GIVEN PROBLEM: Return the full listing exactly as it is written.

GIVEN RECORDS:
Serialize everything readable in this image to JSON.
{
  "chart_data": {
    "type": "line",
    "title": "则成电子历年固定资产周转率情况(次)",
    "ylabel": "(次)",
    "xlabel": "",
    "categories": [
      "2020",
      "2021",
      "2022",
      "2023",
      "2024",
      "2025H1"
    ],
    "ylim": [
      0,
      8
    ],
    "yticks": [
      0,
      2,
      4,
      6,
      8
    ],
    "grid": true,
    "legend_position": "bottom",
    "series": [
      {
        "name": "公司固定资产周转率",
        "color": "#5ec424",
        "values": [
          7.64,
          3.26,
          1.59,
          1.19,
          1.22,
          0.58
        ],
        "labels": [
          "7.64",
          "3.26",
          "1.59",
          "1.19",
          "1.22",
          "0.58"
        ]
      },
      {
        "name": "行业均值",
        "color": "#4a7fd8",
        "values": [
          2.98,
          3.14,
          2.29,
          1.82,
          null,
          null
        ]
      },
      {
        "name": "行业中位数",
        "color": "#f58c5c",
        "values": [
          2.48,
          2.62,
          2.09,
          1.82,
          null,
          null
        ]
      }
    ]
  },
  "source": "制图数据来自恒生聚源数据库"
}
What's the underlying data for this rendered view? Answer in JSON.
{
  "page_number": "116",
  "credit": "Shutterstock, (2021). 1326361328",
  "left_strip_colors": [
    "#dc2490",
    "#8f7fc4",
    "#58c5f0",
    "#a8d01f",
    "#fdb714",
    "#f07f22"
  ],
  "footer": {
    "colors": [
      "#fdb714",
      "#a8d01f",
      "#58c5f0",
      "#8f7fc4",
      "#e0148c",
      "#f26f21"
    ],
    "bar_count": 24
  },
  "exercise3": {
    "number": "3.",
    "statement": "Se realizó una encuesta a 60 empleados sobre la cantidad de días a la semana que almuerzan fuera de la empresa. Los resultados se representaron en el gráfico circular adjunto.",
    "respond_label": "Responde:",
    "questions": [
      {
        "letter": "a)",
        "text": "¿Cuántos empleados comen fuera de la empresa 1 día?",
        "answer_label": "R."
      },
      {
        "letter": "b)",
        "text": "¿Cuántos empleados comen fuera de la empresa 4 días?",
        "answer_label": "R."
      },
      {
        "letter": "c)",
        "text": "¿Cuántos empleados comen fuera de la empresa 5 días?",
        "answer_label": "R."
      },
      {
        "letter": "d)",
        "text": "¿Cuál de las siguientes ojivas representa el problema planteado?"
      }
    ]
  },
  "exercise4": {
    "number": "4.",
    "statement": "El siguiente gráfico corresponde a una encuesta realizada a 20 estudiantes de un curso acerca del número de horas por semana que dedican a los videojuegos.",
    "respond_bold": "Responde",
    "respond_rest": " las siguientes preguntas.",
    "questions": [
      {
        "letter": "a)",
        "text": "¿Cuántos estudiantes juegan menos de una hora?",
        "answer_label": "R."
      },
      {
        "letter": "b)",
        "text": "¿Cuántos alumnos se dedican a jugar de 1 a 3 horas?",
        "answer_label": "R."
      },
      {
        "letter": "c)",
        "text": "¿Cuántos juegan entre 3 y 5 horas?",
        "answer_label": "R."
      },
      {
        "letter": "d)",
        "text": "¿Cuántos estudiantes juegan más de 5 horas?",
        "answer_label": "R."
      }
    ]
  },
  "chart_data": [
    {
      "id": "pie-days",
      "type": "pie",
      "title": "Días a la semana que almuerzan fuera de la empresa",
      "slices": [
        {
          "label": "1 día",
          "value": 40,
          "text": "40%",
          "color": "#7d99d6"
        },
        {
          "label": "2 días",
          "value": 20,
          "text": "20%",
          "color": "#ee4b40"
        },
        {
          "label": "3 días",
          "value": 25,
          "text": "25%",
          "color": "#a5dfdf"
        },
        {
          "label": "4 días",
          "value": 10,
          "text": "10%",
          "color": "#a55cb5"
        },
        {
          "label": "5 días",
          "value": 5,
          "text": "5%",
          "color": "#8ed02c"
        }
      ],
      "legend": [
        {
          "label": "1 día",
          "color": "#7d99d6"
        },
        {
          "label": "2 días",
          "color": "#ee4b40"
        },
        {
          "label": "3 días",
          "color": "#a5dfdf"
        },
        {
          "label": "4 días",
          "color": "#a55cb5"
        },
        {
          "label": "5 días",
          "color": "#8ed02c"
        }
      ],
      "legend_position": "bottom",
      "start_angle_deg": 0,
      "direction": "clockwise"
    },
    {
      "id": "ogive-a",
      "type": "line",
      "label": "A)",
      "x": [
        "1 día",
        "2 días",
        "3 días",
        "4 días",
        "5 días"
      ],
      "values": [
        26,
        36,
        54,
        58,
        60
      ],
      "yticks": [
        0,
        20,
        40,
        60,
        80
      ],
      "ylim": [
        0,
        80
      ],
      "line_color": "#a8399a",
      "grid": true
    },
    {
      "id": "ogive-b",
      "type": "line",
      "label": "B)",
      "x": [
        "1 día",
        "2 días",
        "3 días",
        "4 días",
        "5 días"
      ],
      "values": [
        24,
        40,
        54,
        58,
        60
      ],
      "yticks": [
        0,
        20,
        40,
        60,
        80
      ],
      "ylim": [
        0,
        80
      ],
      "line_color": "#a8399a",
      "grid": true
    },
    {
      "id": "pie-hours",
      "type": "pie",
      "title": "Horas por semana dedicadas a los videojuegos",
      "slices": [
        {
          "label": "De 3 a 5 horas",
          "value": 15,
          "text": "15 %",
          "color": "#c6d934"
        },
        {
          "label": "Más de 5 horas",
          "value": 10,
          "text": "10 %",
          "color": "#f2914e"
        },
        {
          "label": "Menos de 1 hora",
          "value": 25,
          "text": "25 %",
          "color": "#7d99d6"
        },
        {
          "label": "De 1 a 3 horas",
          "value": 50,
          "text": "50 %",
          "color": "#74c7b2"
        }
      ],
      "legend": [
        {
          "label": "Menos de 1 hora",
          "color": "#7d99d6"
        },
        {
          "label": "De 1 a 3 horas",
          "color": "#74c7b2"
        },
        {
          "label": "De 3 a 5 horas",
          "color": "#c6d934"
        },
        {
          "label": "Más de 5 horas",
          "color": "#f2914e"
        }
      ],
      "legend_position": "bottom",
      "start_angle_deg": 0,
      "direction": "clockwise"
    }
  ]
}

COMPLETE RESPONSE:
Serialize everything readable in this image to JSON.
{
  "chart_data": {
    "type": "line",
    "title": "则成电子历年固定资产周转率情况(次)",
    "ylabel": "(次)",
    "xlabel": "",
    "categories": [
      "2020",
      "2021",
      "2022",
      "2023",
      "2024",
      "2025H1"
    ],
    "ylim": [
      0,
      8
    ],
    "yticks": [
      0,
      2,
      4,
      6,
      8
    ],
    "grid": true,
    "legend_position": "bottom",
    "series": [
      {
        "name": "公司固定资产周转率",
        "color": "#5ec424",
        "values": [
          7.64,
          3.26,
          1.59,
          1.19,
          1.22,
          0.58
        ],
        "labels": [
          "7.64",
          "3.26",
          "1.59",
          "1.19",
          "1.22",
          "0.58"
        ]
      },
      {
        "name": "行业均值",
        "color": "#4a7fd8",
        "values": [
          2.98,
          3.14,
          2.29,
          1.82,
          null,
          null
        ]
      },
      {
        "name": "行业中位数",
        "color": "#f58c5c",
        "values": [
          2.48,
          2.62,
          2.09,
          1.82,
          null,
          null
        ]
      }
    ]
  },
  "source": "制图数据来自恒生聚源数据库"
}
What's the underlying data for this rendered view? Answer in JSON.
{
  "page_number": "116",
  "credit": "Shutterstock, (2021). 1326361328",
  "left_strip_colors": [
    "#dc2490",
    "#8f7fc4",
    "#58c5f0",
    "#a8d01f",
    "#fdb714",
    "#f07f22"
  ],
  "footer": {
    "colors": [
      "#fdb714",
      "#a8d01f",
      "#58c5f0",
      "#8f7fc4",
      "#e0148c",
      "#f26f21"
    ],
    "bar_count": 24
  },
  "exercise3": {
    "number": "3.",
    "statement": "Se realizó una encuesta a 60 empleados sobre la cantidad de días a la semana que almuerzan fuera de la empresa. Los resultados se representaron en el gráfico circular adjunto.",
    "respond_label": "Responde:",
    "questions": [
      {
        "letter": "a)",
        "text": "¿Cuántos empleados comen fuera de la empresa 1 día?",
        "answer_label": "R."
      },
      {
        "letter": "b)",
        "text": "¿Cuántos empleados comen fuera de la empresa 4 días?",
        "answer_label": "R."
      },
      {
        "letter": "c)",
        "text": "¿Cuántos empleados comen fuera de la empresa 5 días?",
        "answer_label": "R."
      },
      {
        "letter": "d)",
        "text": "¿Cuál de las siguientes ojivas representa el problema planteado?"
      }
    ]
  },
  "exercise4": {
    "number": "4.",
    "statement": "El siguiente gráfico corresponde a una encuesta realizada a 20 estudiantes de un curso acerca del número de horas por semana que dedican a los videojuegos.",
    "respond_bold": "Responde",
    "respond_rest": " las siguientes preguntas.",
    "questions": [
      {
        "letter": "a)",
        "text": "¿Cuántos estudiantes juegan menos de una hora?",
        "answer_label": "R."
      },
      {
        "letter": "b)",
        "text": "¿Cuántos alumnos se dedican a jugar de 1 a 3 horas?",
        "answer_label": "R."
      },
      {
        "letter": "c)",
        "text": "¿Cuántos juegan entre 3 y 5 horas?",
        "answer_label": "R."
      },
      {
        "letter": "d)",
        "text": "¿Cuántos estudiantes juegan más de 5 horas?",
        "answer_label": "R."
      }
    ]
  },
  "chart_data": [
    {
      "id": "pie-days",
      "type": "pie",
      "title": "Días a la semana que almuerzan fuera de la empresa",
      "slices": [
        {
          "label": "1 día",
          "value": 40,
          "text": "40%",
          "color": "#7d99d6"
        },
        {
          "label": "2 días",
          "value": 20,
          "text": "20%",
          "color": "#ee4b40"
        },
        {
          "label": "3 días",
          "value": 25,
          "text": "25%",
          "color": "#a5dfdf"
        },
        {
          "label": "4 días",
          "value": 10,
          "text": "10%",
          "color": "#a55cb5"
        },
        {
          "label": "5 días",
          "value": 5,
          "text": "5%",
          "color": "#8ed02c"
        }
      ],
      "legend": [
        {
          "label": "1 día",
          "color": "#7d99d6"
        },
        {
          "label": "2 días",
          "color": "#ee4b40"
        },
        {
          "label": "3 días",
          "color": "#a5dfdf"
        },
        {
          "label": "4 días",
          "color": "#a55cb5"
        },
        {
          "label": "5 días",
          "color": "#8ed02c"
        }
      ],
      "legend_position": "bottom",
      "start_angle_deg": 0,
      "direction": "clockwise"
    },
    {
      "id": "ogive-a",
      "type": "line",
      "label": "A)",
      "x": [
        "1 día",
        "2 días",
        "3 días",
        "4 días",
        "5 días"
      ],
      "values": [
        26,
        36,
        54,
        58,
        60
      ],
      "yticks": [
        0,
        20,
        40,
        60,
        80
      ],
      "ylim": [
        0,
        80
      ],
      "line_color": "#a8399a",
      "grid": true
    },
    {
      "id": "ogive-b",
      "type": "line",
      "label": "B)",
      "x": [
        "1 día",
        "2 días",
        "3 días",
        "4 días",
        "5 días"
      ],
      "values": [
        24,
        40,
        54,
        58,
        60
      ],
      "yticks": [
        0,
        20,
        40,
        60,
        80
      ],
      "ylim": [
        0,
        80
      ],
      "line_color": "#a8399a",
      "grid": true
    },
    {
      "id": "pie-hours",
      "type": "pie",
      "title": "Horas por semana dedicadas a los videojuegos",
      "slices": [
        {
          "label": "De 3 a 5 horas",
          "value": 15,
          "text": "15 %",
          "color": "#c6d934"
        },
        {
          "label": "Más de 5 horas",
          "value": 10,
          "text": "10 %",
          "color": "#f2914e"
        },
        {
          "label": "Menos de 1 hora",
          "value": 25,
          "text": "25 %",
          "color": "#7d99d6"
        },
        {
          "label": "De 1 a 3 horas",
          "value": 50,
          "text": "50 %",
          "color": "#74c7b2"
        }
      ],
      "legend": [
        {
          "label": "Menos de 1 hora",
          "color": "#7d99d6"
        },
        {
          "label": "De 1 a 3 horas",
          "color": "#74c7b2"
        },
        {
          "label": "De 3 a 5 horas",
          "color": "#c6d934"
        },
        {
          "label": "Más de 5 horas",
          "color": "#f2914e"
        }
      ],
      "legend_position": "bottom",
      "start_angle_deg": 0,
      "direction": "clockwise"
    }
  ]
}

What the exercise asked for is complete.